Exercise prompt
Report how many lines hold the string "JSON". Give the number and nothing else.

---------- Task material ----------

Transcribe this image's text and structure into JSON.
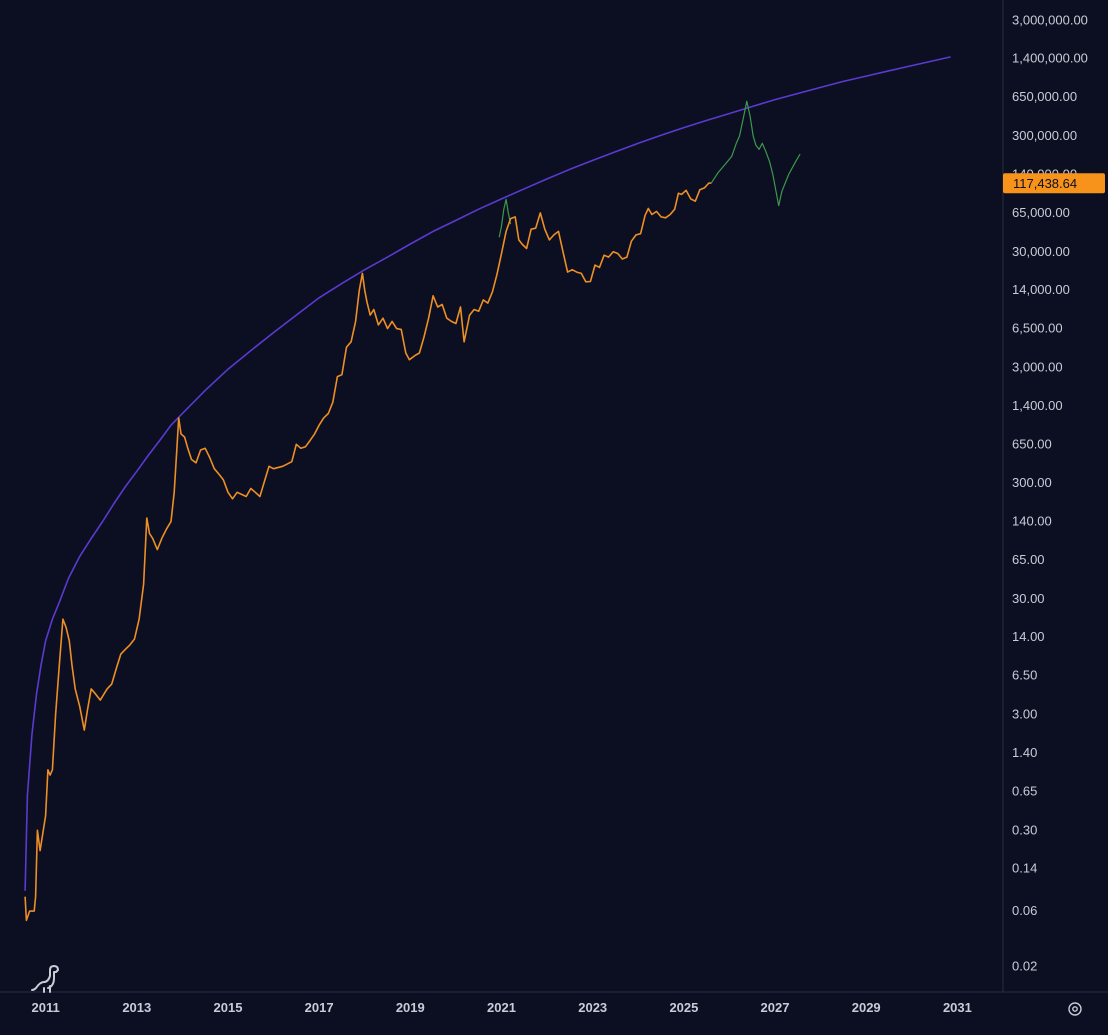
{
  "colors": {
    "background": "#0c0f22",
    "price_line": "#ed8f24",
    "projection_line": "#3c9a4a",
    "curve_line": "#5a3ad0",
    "axis_text": "#c9cbd6",
    "divider": "#2a2d3e",
    "price_tag_bg": "#f7931a",
    "price_tag_text": "#0c0f22"
  },
  "ui": {
    "logo_icon": "dinosaur-logo-icon",
    "settings_icon": "gear-icon"
  },
  "chart_data": {
    "type": "line",
    "title": "",
    "xlabel": "",
    "ylabel": "",
    "y_scale": "log",
    "grid": false,
    "legend": "none",
    "xlim": [
      2010.0,
      2032.0
    ],
    "ylim": [
      0.012,
      4500000
    ],
    "x_tick_labels": [
      "2011",
      "2013",
      "2015",
      "2017",
      "2019",
      "2021",
      "2023",
      "2025",
      "2027",
      "2029",
      "2031"
    ],
    "y_tick_labels": [
      "3,000,000.00",
      "1,400,000.00",
      "650,000.00",
      "300,000.00",
      "140,000.00",
      "65,000.00",
      "30,000.00",
      "14,000.00",
      "6,500.00",
      "3,000.00",
      "1,400.00",
      "650.00",
      "300.00",
      "140.00",
      "65.00",
      "30.00",
      "14.00",
      "6.50",
      "3.00",
      "1.40",
      "0.65",
      "0.30",
      "0.14",
      "0.06",
      "0.02"
    ],
    "last_price_label": "117,438.64",
    "last_price_value": 117438.64,
    "series": [
      {
        "kind": "price",
        "points": [
          [
            2010.55,
            0.08
          ],
          [
            2010.58,
            0.05
          ],
          [
            2010.65,
            0.06
          ],
          [
            2010.75,
            0.06
          ],
          [
            2010.78,
            0.08
          ],
          [
            2010.82,
            0.3
          ],
          [
            2010.88,
            0.2
          ],
          [
            2010.95,
            0.3
          ],
          [
            2011.0,
            0.4
          ],
          [
            2011.05,
            1.0
          ],
          [
            2011.1,
            0.9
          ],
          [
            2011.15,
            1.0
          ],
          [
            2011.22,
            3.0
          ],
          [
            2011.3,
            8.0
          ],
          [
            2011.38,
            20.0
          ],
          [
            2011.45,
            17.0
          ],
          [
            2011.52,
            13.0
          ],
          [
            2011.58,
            8.0
          ],
          [
            2011.65,
            5.0
          ],
          [
            2011.75,
            3.5
          ],
          [
            2011.85,
            2.2
          ],
          [
            2011.92,
            3.3
          ],
          [
            2012.0,
            5.0
          ],
          [
            2012.1,
            4.5
          ],
          [
            2012.2,
            4.0
          ],
          [
            2012.35,
            5.0
          ],
          [
            2012.45,
            5.5
          ],
          [
            2012.55,
            7.5
          ],
          [
            2012.65,
            10.0
          ],
          [
            2012.75,
            11.0
          ],
          [
            2012.85,
            12.0
          ],
          [
            2012.95,
            13.5
          ],
          [
            2013.05,
            20.0
          ],
          [
            2013.15,
            40.0
          ],
          [
            2013.22,
            150.0
          ],
          [
            2013.28,
            110.0
          ],
          [
            2013.35,
            100.0
          ],
          [
            2013.45,
            80.0
          ],
          [
            2013.55,
            100.0
          ],
          [
            2013.65,
            120.0
          ],
          [
            2013.75,
            140.0
          ],
          [
            2013.82,
            250.0
          ],
          [
            2013.88,
            600.0
          ],
          [
            2013.92,
            1100.0
          ],
          [
            2013.97,
            800.0
          ],
          [
            2014.05,
            750.0
          ],
          [
            2014.12,
            600.0
          ],
          [
            2014.2,
            480.0
          ],
          [
            2014.3,
            450.0
          ],
          [
            2014.4,
            580.0
          ],
          [
            2014.5,
            600.0
          ],
          [
            2014.6,
            500.0
          ],
          [
            2014.7,
            400.0
          ],
          [
            2014.8,
            360.0
          ],
          [
            2014.9,
            320.0
          ],
          [
            2015.0,
            250.0
          ],
          [
            2015.1,
            220.0
          ],
          [
            2015.2,
            250.0
          ],
          [
            2015.3,
            240.0
          ],
          [
            2015.4,
            230.0
          ],
          [
            2015.5,
            270.0
          ],
          [
            2015.6,
            250.0
          ],
          [
            2015.7,
            230.0
          ],
          [
            2015.8,
            310.0
          ],
          [
            2015.9,
            420.0
          ],
          [
            2016.0,
            400.0
          ],
          [
            2016.2,
            420.0
          ],
          [
            2016.4,
            460.0
          ],
          [
            2016.5,
            650.0
          ],
          [
            2016.6,
            600.0
          ],
          [
            2016.7,
            620.0
          ],
          [
            2016.8,
            700.0
          ],
          [
            2016.9,
            800.0
          ],
          [
            2017.0,
            950.0
          ],
          [
            2017.1,
            1100.0
          ],
          [
            2017.2,
            1200.0
          ],
          [
            2017.3,
            1500.0
          ],
          [
            2017.4,
            2500.0
          ],
          [
            2017.5,
            2600.0
          ],
          [
            2017.6,
            4500.0
          ],
          [
            2017.7,
            5000.0
          ],
          [
            2017.8,
            7500.0
          ],
          [
            2017.88,
            14000.0
          ],
          [
            2017.95,
            19500.0
          ],
          [
            2018.0,
            14000.0
          ],
          [
            2018.05,
            11000.0
          ],
          [
            2018.12,
            8500.0
          ],
          [
            2018.2,
            9500.0
          ],
          [
            2018.3,
            7000.0
          ],
          [
            2018.4,
            8000.0
          ],
          [
            2018.5,
            6500.0
          ],
          [
            2018.6,
            7500.0
          ],
          [
            2018.7,
            6500.0
          ],
          [
            2018.8,
            6400.0
          ],
          [
            2018.9,
            4000.0
          ],
          [
            2018.98,
            3500.0
          ],
          [
            2019.1,
            3800.0
          ],
          [
            2019.2,
            4000.0
          ],
          [
            2019.3,
            5500.0
          ],
          [
            2019.4,
            8000.0
          ],
          [
            2019.5,
            12500.0
          ],
          [
            2019.6,
            10000.0
          ],
          [
            2019.7,
            10500.0
          ],
          [
            2019.8,
            8000.0
          ],
          [
            2019.9,
            7500.0
          ],
          [
            2020.0,
            7200.0
          ],
          [
            2020.1,
            10000.0
          ],
          [
            2020.18,
            5000.0
          ],
          [
            2020.3,
            8500.0
          ],
          [
            2020.4,
            9500.0
          ],
          [
            2020.5,
            9200.0
          ],
          [
            2020.6,
            11500.0
          ],
          [
            2020.7,
            10800.0
          ],
          [
            2020.8,
            13500.0
          ],
          [
            2020.9,
            19000.0
          ],
          [
            2021.0,
            29000.0
          ],
          [
            2021.1,
            45000.0
          ],
          [
            2021.2,
            58000.0
          ],
          [
            2021.3,
            60000.0
          ],
          [
            2021.38,
            38000.0
          ],
          [
            2021.45,
            35000.0
          ],
          [
            2021.55,
            32000.0
          ],
          [
            2021.65,
            47000.0
          ],
          [
            2021.75,
            48000.0
          ],
          [
            2021.85,
            65000.0
          ],
          [
            2021.95,
            47000.0
          ],
          [
            2022.05,
            38000.0
          ],
          [
            2022.15,
            42000.0
          ],
          [
            2022.25,
            45000.0
          ],
          [
            2022.35,
            30000.0
          ],
          [
            2022.45,
            20000.0
          ],
          [
            2022.55,
            21000.0
          ],
          [
            2022.65,
            20000.0
          ],
          [
            2022.75,
            19500.0
          ],
          [
            2022.85,
            16500.0
          ],
          [
            2022.95,
            16600.0
          ],
          [
            2023.05,
            23000.0
          ],
          [
            2023.15,
            22000.0
          ],
          [
            2023.25,
            28000.0
          ],
          [
            2023.35,
            27000.0
          ],
          [
            2023.45,
            30000.0
          ],
          [
            2023.55,
            29000.0
          ],
          [
            2023.65,
            26000.0
          ],
          [
            2023.75,
            27000.0
          ],
          [
            2023.85,
            37000.0
          ],
          [
            2023.95,
            42000.0
          ],
          [
            2024.05,
            43000.0
          ],
          [
            2024.15,
            62000.0
          ],
          [
            2024.22,
            71000.0
          ],
          [
            2024.3,
            63000.0
          ],
          [
            2024.4,
            67000.0
          ],
          [
            2024.5,
            60000.0
          ],
          [
            2024.6,
            59000.0
          ],
          [
            2024.7,
            63000.0
          ],
          [
            2024.8,
            70000.0
          ],
          [
            2024.88,
            96000.0
          ],
          [
            2024.95,
            94000.0
          ],
          [
            2025.05,
            102000.0
          ],
          [
            2025.15,
            86000.0
          ],
          [
            2025.25,
            82000.0
          ],
          [
            2025.35,
            103000.0
          ],
          [
            2025.45,
            107000.0
          ],
          [
            2025.55,
            118000.0
          ],
          [
            2025.6,
            117438.64
          ]
        ]
      },
      {
        "kind": "projection",
        "points": [
          [
            2025.6,
            117438.64
          ],
          [
            2025.75,
            145000.0
          ],
          [
            2025.9,
            170000.0
          ],
          [
            2026.05,
            200000.0
          ],
          [
            2026.15,
            260000.0
          ],
          [
            2026.22,
            300000.0
          ],
          [
            2026.3,
            420000.0
          ],
          [
            2026.38,
            600000.0
          ],
          [
            2026.45,
            450000.0
          ],
          [
            2026.52,
            300000.0
          ],
          [
            2026.58,
            250000.0
          ],
          [
            2026.65,
            230000.0
          ],
          [
            2026.72,
            260000.0
          ],
          [
            2026.8,
            220000.0
          ],
          [
            2026.88,
            180000.0
          ],
          [
            2026.95,
            140000.0
          ],
          [
            2027.02,
            100000.0
          ],
          [
            2027.08,
            75000.0
          ],
          [
            2027.15,
            100000.0
          ],
          [
            2027.3,
            140000.0
          ],
          [
            2027.45,
            180000.0
          ],
          [
            2027.55,
            210000.0
          ]
        ]
      },
      {
        "kind": "projection",
        "points": [
          [
            2020.95,
            40000.0
          ],
          [
            2021.0,
            50000.0
          ],
          [
            2021.05,
            70000.0
          ],
          [
            2021.1,
            85000.0
          ],
          [
            2021.15,
            65000.0
          ],
          [
            2021.2,
            52000.0
          ]
        ]
      },
      {
        "kind": "curve",
        "points": [
          [
            2010.55,
            0.09
          ],
          [
            2010.6,
            0.6
          ],
          [
            2010.7,
            2.0
          ],
          [
            2010.8,
            4.5
          ],
          [
            2010.9,
            8.0
          ],
          [
            2011.0,
            13.0
          ],
          [
            2011.15,
            20.0
          ],
          [
            2011.3,
            28.0
          ],
          [
            2011.5,
            45.0
          ],
          [
            2011.75,
            70.0
          ],
          [
            2012.0,
            100.0
          ],
          [
            2012.25,
            140.0
          ],
          [
            2012.5,
            200.0
          ],
          [
            2012.75,
            280.0
          ],
          [
            2013.0,
            380.0
          ],
          [
            2013.25,
            520.0
          ],
          [
            2013.5,
            700.0
          ],
          [
            2013.75,
            950.0
          ],
          [
            2014.0,
            1200.0
          ],
          [
            2014.5,
            1900.0
          ],
          [
            2015.0,
            2900.0
          ],
          [
            2015.5,
            4200.0
          ],
          [
            2016.0,
            6000.0
          ],
          [
            2016.5,
            8500.0
          ],
          [
            2017.0,
            12000.0
          ],
          [
            2017.5,
            16000.0
          ],
          [
            2018.0,
            21000.0
          ],
          [
            2018.5,
            27000.0
          ],
          [
            2019.0,
            35000.0
          ],
          [
            2019.5,
            45000.0
          ],
          [
            2020.0,
            56000.0
          ],
          [
            2020.5,
            70000.0
          ],
          [
            2021.0,
            86000.0
          ],
          [
            2021.5,
            105000.0
          ],
          [
            2022.0,
            128000.0
          ],
          [
            2022.5,
            155000.0
          ],
          [
            2023.0,
            185000.0
          ],
          [
            2023.5,
            220000.0
          ],
          [
            2024.0,
            260000.0
          ],
          [
            2024.5,
            305000.0
          ],
          [
            2025.0,
            355000.0
          ],
          [
            2025.5,
            410000.0
          ],
          [
            2026.0,
            470000.0
          ],
          [
            2026.5,
            540000.0
          ],
          [
            2027.0,
            620000.0
          ],
          [
            2027.5,
            700000.0
          ],
          [
            2028.0,
            790000.0
          ],
          [
            2028.5,
            890000.0
          ],
          [
            2029.0,
            990000.0
          ],
          [
            2029.5,
            1100000.0
          ],
          [
            2030.0,
            1220000.0
          ],
          [
            2030.5,
            1350000.0
          ],
          [
            2030.85,
            1450000.0
          ]
        ]
      }
    ]
  }
}
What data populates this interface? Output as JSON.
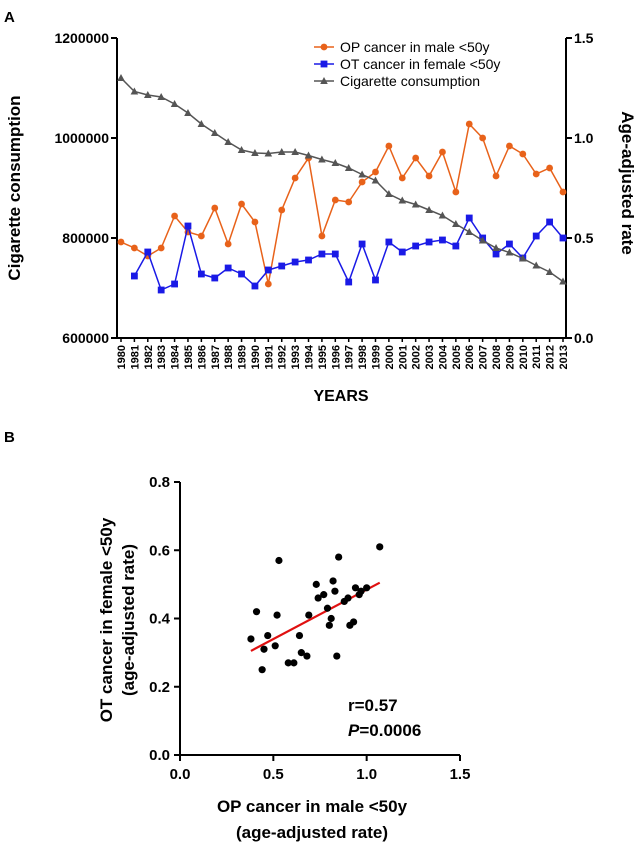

----------

Result of the task
2